Objectives you should define for each service include:

  • Service level indicators (SLIs), service level objectives (SLOs), and service level agreements (SLAs) to set performance goals and set expectations for users

  • Failure domains and redundancy so that failures don’t result in service outages

  • Scalability and efficiency goals so the service can grow while remaining cost effective

  • Speed of change so the service remains relevant to users and your business

SLIs, SLOs, SLAs

SLIs, SLOs, and SLAs are a structure for formally defining your reliability goals as numerical measures that you can use to prioritize engineering investment, evaluate system design trade-offs, enable effective system designs across system boundaries, and reach meaningful agreements between independent parties. These measures should cover all the needs of your users and business.

SLIs are the metrics that are measured, stored, and analyzed. Common SLIs include availability, latency, freshness, quality, and durability. SLIs also define where the measurement occurs. Measure request performance from the client to capture the user’s full experience inclusive of client behavior and network performance, and also measure from the server to reduce noise and tighten evaluation of components fully under the service’s control. SLOs combine an SLI with a threshold objective over a measurement window. Table 1-1 describes common SLIs and example SLOs.

------------------------------------

— GOAL —
Return the whole text above on service reliability objectives word for word.

------------------------------------

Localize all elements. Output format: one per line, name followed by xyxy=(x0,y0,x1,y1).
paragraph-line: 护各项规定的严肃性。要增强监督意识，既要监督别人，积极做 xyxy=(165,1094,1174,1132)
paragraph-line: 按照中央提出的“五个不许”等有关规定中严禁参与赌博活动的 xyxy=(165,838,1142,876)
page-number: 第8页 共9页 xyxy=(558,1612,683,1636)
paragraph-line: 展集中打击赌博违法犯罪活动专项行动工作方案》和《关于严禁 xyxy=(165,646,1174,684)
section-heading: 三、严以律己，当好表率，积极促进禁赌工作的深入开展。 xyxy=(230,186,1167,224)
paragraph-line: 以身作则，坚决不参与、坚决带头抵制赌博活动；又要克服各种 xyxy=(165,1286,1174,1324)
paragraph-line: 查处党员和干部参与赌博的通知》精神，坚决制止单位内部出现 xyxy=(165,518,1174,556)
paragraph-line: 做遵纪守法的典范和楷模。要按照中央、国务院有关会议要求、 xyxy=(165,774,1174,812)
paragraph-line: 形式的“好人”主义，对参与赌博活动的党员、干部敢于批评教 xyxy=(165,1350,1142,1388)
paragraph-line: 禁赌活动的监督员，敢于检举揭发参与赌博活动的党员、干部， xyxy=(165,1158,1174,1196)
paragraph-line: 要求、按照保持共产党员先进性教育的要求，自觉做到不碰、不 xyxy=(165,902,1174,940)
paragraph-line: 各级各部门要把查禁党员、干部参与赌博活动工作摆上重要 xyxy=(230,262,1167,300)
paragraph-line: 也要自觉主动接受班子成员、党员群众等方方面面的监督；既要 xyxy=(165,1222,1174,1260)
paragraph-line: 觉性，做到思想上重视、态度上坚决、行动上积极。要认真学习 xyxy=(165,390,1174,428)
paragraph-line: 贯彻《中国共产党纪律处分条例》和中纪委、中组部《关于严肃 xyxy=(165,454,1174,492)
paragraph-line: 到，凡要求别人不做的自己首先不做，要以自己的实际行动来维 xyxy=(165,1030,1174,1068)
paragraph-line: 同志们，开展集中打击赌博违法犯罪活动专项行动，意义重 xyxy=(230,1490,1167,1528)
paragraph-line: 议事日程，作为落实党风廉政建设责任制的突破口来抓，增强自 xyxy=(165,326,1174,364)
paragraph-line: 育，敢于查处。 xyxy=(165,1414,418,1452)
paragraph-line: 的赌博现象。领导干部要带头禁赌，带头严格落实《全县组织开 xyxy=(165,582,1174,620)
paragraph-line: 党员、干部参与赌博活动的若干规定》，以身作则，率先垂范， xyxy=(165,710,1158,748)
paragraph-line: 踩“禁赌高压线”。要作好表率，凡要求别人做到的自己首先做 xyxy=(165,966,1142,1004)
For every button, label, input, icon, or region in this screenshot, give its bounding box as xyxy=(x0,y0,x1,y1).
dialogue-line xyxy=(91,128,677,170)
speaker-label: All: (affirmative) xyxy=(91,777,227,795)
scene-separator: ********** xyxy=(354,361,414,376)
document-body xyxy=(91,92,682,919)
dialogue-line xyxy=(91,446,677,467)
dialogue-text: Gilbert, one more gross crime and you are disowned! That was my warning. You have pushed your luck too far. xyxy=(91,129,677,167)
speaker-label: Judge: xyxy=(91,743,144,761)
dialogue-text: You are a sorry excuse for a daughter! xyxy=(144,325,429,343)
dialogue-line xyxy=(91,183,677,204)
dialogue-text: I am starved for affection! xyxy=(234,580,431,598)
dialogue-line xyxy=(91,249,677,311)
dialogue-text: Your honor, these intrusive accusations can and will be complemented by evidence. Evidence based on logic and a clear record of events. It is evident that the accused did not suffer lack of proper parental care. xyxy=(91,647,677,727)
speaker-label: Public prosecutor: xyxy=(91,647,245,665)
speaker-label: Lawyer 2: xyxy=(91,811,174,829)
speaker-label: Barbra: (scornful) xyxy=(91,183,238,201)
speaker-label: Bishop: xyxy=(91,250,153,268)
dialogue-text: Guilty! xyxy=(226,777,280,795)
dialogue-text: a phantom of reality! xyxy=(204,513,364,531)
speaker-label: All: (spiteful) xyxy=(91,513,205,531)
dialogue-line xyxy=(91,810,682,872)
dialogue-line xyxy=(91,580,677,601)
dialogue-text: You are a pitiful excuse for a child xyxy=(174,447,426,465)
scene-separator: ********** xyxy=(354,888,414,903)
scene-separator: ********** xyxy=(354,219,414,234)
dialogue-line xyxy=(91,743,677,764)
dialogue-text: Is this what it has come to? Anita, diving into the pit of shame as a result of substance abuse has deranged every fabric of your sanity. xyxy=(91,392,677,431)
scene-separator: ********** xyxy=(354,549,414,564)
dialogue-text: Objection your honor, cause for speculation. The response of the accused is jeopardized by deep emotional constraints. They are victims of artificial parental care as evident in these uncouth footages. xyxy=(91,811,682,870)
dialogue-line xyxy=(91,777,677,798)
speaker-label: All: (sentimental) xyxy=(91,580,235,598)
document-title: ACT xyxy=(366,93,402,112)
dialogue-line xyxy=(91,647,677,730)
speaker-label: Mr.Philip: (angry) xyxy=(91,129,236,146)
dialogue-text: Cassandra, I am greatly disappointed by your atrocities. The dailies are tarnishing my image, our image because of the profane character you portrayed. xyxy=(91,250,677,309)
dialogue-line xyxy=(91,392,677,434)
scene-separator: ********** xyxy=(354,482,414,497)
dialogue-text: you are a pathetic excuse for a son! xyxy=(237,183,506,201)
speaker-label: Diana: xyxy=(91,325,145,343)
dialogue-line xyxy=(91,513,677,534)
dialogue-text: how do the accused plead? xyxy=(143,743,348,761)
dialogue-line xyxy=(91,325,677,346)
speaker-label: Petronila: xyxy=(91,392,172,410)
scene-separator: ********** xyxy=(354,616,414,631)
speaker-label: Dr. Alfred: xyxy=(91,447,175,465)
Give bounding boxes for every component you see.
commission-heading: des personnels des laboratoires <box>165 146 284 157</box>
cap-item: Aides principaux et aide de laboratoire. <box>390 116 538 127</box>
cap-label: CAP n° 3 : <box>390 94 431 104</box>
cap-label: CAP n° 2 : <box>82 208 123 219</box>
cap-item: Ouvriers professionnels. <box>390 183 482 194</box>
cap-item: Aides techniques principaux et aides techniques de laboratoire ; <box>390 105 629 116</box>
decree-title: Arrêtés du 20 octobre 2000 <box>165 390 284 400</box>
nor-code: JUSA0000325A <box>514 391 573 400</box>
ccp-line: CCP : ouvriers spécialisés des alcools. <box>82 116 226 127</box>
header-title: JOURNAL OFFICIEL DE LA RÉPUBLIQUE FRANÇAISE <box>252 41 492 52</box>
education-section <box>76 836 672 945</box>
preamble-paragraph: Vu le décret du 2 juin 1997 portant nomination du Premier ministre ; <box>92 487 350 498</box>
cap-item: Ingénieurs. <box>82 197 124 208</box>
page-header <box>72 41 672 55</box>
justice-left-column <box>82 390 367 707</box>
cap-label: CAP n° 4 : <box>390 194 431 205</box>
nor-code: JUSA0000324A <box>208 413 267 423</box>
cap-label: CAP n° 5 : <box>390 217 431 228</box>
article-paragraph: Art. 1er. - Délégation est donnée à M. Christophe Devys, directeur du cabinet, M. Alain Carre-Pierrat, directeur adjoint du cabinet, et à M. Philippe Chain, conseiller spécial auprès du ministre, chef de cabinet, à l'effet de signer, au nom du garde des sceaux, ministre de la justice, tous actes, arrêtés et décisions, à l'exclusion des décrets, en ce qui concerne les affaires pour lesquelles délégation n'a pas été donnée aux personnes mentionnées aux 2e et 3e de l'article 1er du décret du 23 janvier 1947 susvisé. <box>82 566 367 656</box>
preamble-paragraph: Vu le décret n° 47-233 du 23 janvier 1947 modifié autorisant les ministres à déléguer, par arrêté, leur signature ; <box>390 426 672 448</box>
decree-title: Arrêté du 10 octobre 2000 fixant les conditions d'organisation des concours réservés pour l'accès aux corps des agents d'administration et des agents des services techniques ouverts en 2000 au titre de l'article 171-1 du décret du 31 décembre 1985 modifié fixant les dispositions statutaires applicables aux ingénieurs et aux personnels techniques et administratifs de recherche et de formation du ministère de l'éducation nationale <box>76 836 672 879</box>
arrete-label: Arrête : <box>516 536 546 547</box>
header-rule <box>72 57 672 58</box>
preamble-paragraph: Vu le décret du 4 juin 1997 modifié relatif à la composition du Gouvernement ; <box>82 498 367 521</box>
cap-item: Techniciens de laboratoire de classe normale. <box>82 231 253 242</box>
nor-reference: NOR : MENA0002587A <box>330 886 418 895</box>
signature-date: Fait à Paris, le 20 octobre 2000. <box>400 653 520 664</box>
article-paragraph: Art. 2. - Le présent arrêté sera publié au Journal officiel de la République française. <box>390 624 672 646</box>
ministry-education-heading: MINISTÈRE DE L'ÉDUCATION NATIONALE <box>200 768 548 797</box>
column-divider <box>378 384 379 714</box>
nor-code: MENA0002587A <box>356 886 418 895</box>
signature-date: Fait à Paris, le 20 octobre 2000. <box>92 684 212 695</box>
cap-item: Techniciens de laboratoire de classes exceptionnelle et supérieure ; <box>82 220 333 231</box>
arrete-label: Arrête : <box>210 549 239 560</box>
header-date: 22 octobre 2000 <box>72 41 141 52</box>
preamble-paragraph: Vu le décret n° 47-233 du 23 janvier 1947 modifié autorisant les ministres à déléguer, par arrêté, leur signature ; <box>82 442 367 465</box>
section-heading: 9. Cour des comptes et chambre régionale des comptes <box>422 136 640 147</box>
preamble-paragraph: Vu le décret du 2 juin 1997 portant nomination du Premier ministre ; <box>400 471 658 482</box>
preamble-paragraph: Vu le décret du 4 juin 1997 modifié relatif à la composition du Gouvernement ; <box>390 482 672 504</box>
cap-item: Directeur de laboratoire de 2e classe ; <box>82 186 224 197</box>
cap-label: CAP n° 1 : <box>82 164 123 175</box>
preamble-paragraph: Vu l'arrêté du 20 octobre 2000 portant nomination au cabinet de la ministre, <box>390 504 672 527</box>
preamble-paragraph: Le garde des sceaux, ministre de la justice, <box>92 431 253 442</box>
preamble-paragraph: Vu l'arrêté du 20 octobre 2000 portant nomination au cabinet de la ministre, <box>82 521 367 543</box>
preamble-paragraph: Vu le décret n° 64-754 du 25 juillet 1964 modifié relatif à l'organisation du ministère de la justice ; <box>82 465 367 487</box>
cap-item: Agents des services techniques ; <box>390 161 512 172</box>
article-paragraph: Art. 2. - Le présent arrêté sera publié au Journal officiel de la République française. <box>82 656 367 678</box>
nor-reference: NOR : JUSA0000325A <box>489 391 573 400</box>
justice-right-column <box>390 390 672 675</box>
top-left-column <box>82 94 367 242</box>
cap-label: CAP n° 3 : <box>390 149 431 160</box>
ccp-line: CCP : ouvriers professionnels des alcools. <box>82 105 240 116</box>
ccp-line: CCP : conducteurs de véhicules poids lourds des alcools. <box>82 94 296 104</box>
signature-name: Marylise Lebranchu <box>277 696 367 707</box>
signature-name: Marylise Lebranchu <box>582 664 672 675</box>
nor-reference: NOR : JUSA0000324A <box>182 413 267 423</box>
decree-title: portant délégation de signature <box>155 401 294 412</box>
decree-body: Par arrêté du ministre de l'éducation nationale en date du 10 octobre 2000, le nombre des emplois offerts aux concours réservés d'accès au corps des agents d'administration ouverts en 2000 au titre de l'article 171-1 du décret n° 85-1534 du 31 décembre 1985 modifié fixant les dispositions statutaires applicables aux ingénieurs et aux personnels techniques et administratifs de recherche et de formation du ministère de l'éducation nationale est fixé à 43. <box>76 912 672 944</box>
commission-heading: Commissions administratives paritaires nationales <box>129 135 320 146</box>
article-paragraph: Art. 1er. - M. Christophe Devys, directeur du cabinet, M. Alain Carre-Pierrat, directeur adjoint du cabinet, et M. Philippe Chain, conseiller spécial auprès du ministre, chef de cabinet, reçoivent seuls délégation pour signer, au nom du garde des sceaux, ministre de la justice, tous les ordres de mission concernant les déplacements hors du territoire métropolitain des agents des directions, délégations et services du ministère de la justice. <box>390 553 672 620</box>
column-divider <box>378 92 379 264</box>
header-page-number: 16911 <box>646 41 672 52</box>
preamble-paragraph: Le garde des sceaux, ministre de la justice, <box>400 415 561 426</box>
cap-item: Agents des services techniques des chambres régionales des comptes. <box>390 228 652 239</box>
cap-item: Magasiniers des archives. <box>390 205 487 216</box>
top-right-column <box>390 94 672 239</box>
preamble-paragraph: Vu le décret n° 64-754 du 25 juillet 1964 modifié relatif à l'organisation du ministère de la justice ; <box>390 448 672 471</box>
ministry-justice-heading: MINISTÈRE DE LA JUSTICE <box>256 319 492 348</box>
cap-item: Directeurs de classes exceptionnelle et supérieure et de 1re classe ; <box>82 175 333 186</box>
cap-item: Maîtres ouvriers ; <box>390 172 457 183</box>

------------------------------------

— SOLUTION TO THIS TASK —
Objectives you should define for each service include:

  • Service level indicators (SLIs), service level objectives (SLOs), and service level agreements (SLAs) to set performance goals and set expectations for users

  • Failure domains and redundancy so that failures don’t result in service outages

  • Scalability and efficiency goals so the service can grow while remaining cost effective

  • Speed of change so the service remains relevant to users and your business

SLIs, SLOs, SLAs

SLIs, SLOs, and SLAs are a structure for formally defining your reliability goals as numerical measures that you can use to prioritize engineering investment, evaluate system design trade-offs, enable effective system designs across system boundaries, and reach meaningful agreements between independent parties. These measures should cover all the needs of your users and business.

SLIs are the metrics that are measured, stored, and analyzed. Common SLIs include availability, latency, freshness, quality, and durability. SLIs also define where the measurement occurs. Measure request performance from the client to capture the user’s full experience inclusive of client behavior and network performance, and also measure from the server to reduce noise and tighten evaluation of components fully under the service’s control. SLOs combine an SLI with a threshold objective over a measurement window. Table 1-1 describes common SLIs and example SLOs.